__MATERIAL FOR THE TASK__.
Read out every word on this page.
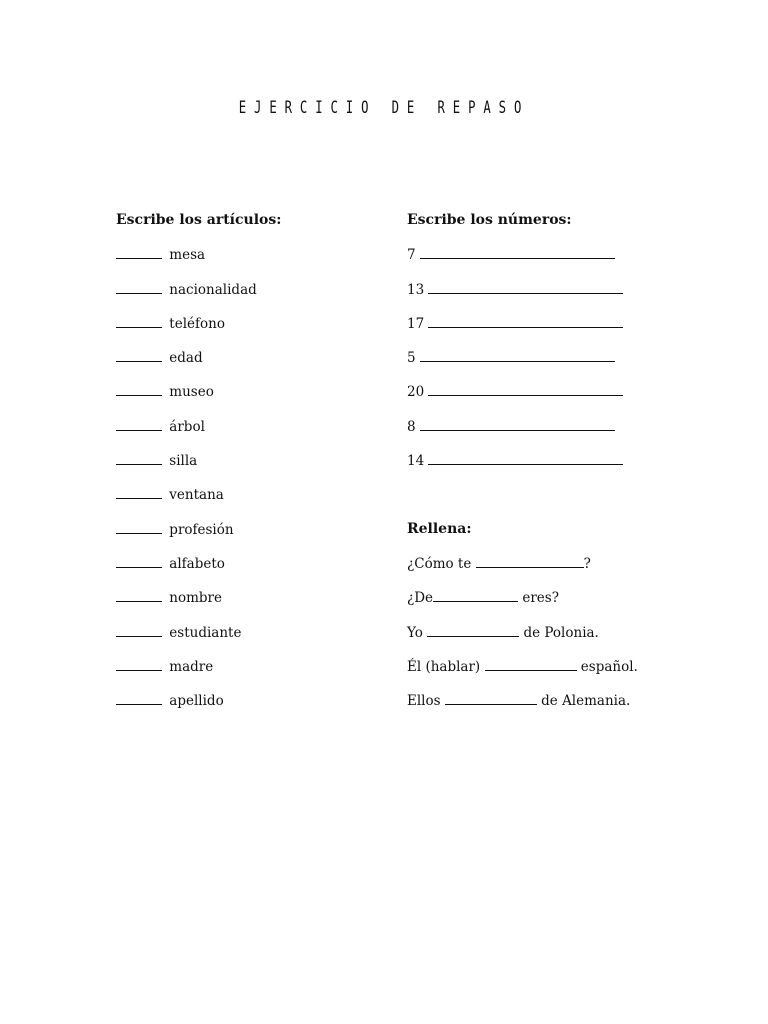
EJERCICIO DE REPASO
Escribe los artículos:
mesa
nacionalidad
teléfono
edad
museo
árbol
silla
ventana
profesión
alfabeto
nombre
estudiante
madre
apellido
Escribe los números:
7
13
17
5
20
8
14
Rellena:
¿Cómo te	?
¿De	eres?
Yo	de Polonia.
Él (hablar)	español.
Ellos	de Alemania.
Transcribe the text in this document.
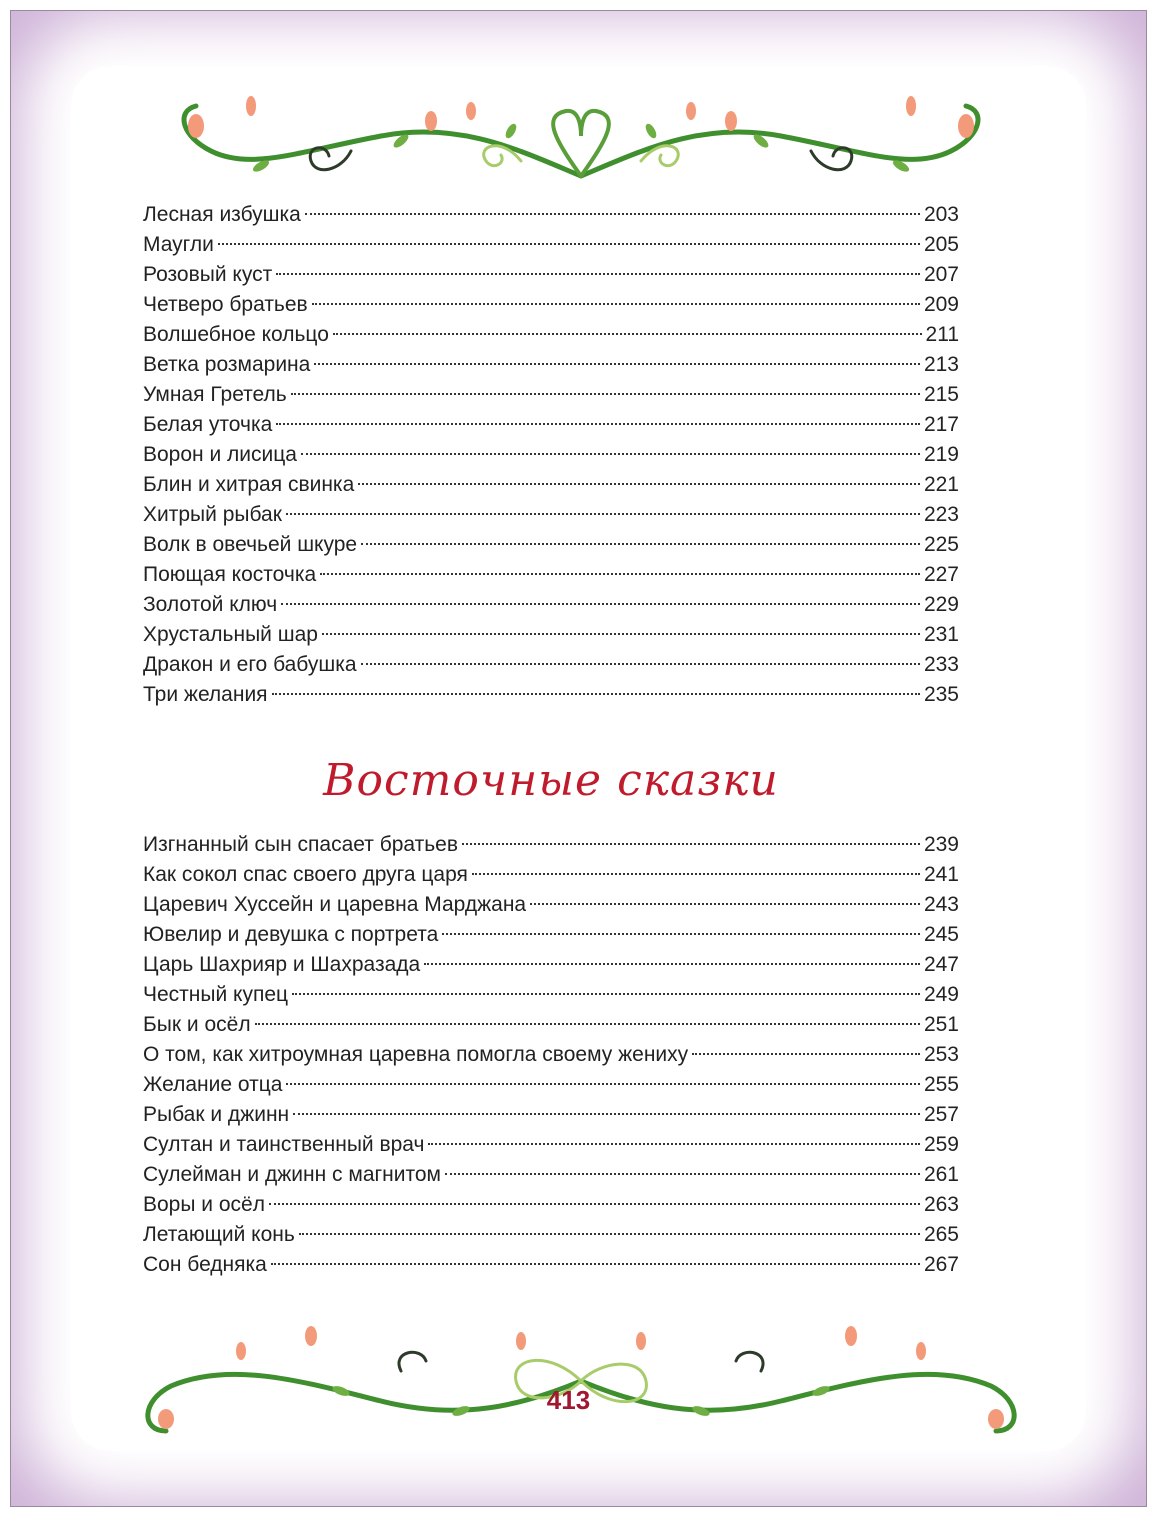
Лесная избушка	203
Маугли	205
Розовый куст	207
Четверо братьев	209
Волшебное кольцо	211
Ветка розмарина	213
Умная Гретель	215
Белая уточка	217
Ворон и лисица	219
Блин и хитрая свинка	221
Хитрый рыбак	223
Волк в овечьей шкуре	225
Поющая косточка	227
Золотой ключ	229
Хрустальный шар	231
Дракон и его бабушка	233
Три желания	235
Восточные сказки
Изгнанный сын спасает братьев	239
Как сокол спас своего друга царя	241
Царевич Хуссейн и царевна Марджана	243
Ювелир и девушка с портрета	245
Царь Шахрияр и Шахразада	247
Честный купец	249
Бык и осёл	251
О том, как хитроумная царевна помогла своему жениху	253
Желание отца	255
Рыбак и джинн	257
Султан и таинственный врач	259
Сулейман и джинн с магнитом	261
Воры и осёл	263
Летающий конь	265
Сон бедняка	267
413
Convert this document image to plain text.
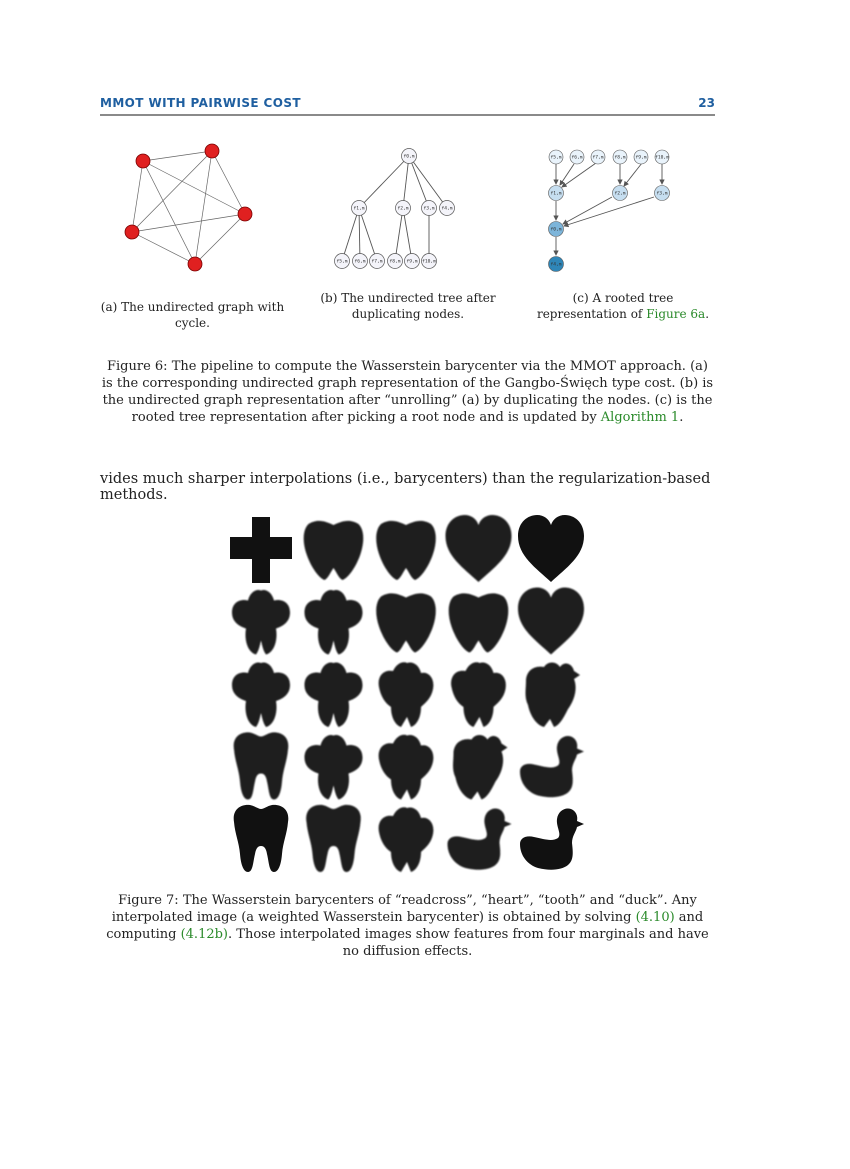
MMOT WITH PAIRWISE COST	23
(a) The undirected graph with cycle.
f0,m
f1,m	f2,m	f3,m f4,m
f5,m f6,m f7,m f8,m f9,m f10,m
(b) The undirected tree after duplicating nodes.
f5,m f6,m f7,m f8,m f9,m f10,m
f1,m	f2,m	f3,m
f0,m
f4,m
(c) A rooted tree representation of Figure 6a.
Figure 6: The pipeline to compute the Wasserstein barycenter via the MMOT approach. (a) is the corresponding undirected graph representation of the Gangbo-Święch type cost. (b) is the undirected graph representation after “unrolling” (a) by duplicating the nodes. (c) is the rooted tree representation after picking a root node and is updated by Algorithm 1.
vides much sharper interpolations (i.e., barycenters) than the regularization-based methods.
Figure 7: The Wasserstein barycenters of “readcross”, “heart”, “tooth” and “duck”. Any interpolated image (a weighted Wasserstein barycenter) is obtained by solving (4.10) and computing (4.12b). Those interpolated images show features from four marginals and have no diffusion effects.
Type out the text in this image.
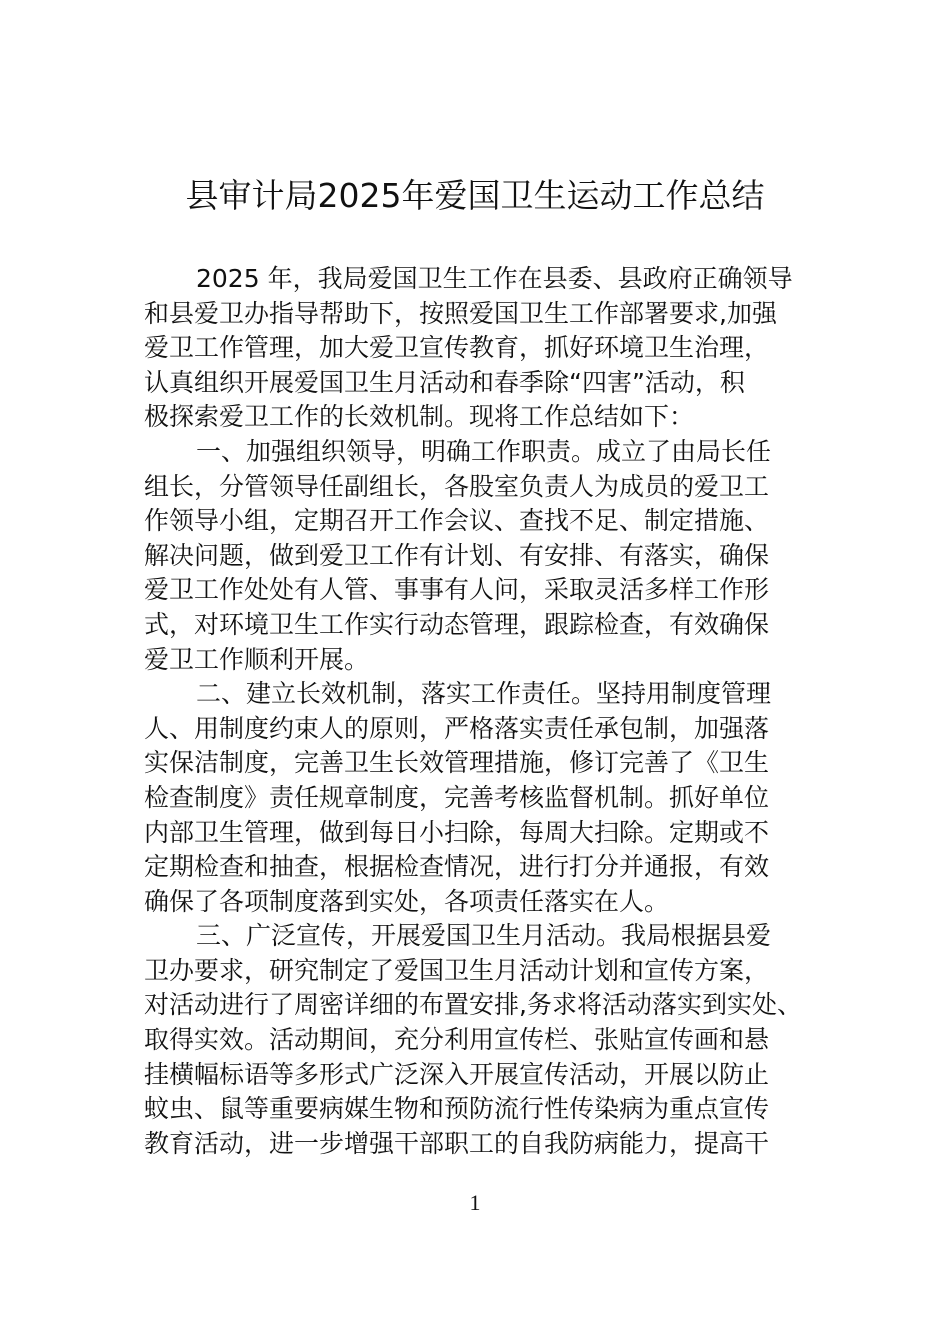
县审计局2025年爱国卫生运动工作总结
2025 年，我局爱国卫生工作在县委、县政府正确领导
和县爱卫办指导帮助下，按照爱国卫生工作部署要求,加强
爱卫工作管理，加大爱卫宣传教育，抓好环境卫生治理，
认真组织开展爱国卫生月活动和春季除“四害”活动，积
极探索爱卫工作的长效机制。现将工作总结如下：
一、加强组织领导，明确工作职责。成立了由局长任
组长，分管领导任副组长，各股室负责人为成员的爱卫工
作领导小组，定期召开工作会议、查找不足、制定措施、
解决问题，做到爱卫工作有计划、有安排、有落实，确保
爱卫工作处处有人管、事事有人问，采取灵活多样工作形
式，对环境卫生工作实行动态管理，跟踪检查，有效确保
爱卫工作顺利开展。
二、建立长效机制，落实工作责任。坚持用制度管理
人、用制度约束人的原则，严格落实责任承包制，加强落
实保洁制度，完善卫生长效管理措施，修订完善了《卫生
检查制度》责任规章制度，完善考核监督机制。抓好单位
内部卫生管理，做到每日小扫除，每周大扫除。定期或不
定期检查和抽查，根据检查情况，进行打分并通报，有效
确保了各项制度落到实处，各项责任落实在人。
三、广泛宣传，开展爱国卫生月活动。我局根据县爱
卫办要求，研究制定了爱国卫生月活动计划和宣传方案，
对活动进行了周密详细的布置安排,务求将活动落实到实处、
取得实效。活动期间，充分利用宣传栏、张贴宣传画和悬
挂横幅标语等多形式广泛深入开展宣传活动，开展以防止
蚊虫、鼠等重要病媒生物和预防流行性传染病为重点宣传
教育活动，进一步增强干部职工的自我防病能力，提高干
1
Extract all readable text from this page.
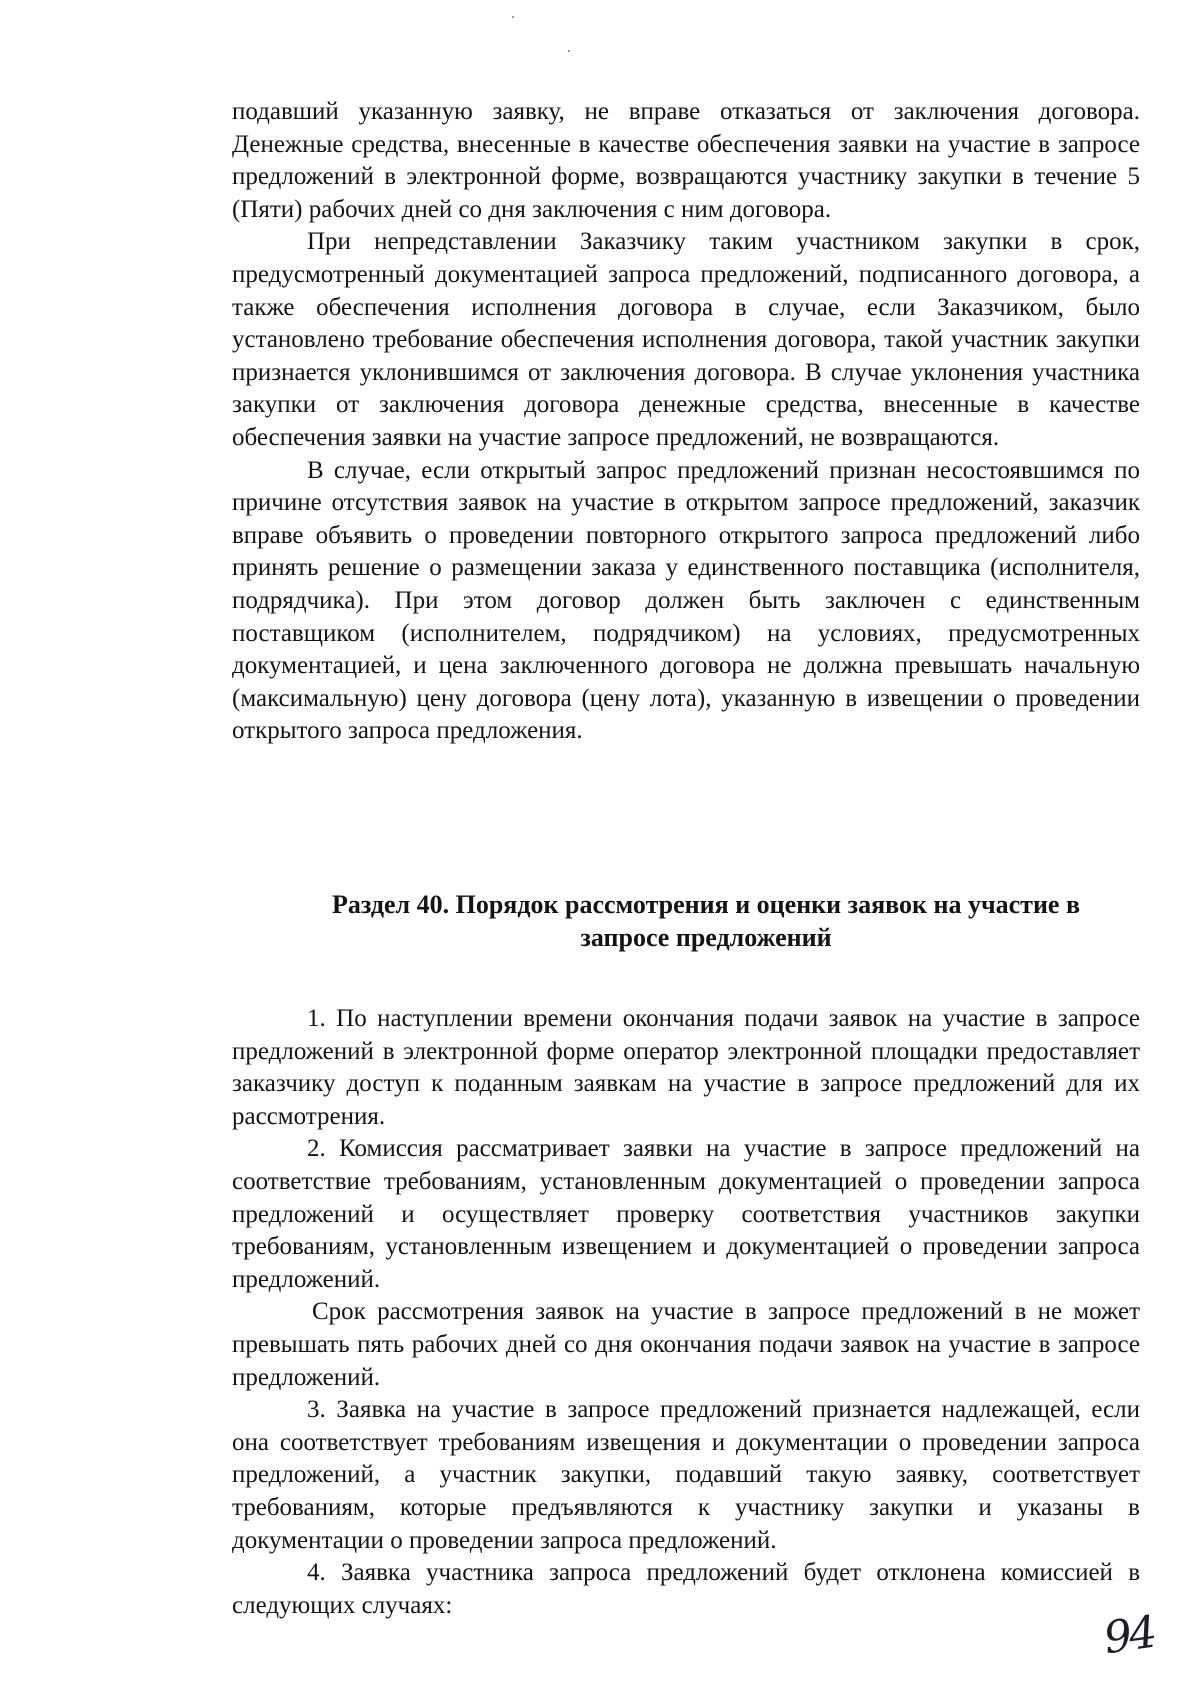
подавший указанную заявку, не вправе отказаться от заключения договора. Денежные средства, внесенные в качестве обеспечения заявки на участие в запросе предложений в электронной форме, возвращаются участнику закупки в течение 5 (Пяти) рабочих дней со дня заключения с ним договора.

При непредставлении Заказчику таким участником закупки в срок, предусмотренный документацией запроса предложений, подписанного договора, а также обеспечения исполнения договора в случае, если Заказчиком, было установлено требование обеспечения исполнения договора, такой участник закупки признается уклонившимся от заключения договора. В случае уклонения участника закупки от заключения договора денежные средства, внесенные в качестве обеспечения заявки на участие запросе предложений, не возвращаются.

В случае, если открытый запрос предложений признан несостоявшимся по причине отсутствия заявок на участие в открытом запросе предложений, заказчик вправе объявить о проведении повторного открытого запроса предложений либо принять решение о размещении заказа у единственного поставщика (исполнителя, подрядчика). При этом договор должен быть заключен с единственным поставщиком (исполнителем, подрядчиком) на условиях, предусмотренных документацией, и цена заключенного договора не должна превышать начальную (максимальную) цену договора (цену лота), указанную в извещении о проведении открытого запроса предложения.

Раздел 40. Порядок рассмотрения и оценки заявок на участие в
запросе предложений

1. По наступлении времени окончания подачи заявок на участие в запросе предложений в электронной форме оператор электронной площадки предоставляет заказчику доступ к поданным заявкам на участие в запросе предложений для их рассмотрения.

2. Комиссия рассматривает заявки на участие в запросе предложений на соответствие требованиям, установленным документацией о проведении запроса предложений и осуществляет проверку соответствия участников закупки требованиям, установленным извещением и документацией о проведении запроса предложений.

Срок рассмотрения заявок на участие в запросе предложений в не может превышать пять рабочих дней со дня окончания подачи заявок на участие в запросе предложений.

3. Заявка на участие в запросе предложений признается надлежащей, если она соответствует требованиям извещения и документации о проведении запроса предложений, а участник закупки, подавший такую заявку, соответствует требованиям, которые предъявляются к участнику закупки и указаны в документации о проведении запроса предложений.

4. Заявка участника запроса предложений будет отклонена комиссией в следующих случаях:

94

__GIVEN INSTRUCTION__. Each line of the material above either contains the word "обеспечения" or does not; state how many do, and nothing else.

__RESULT OF THE TASK__. 2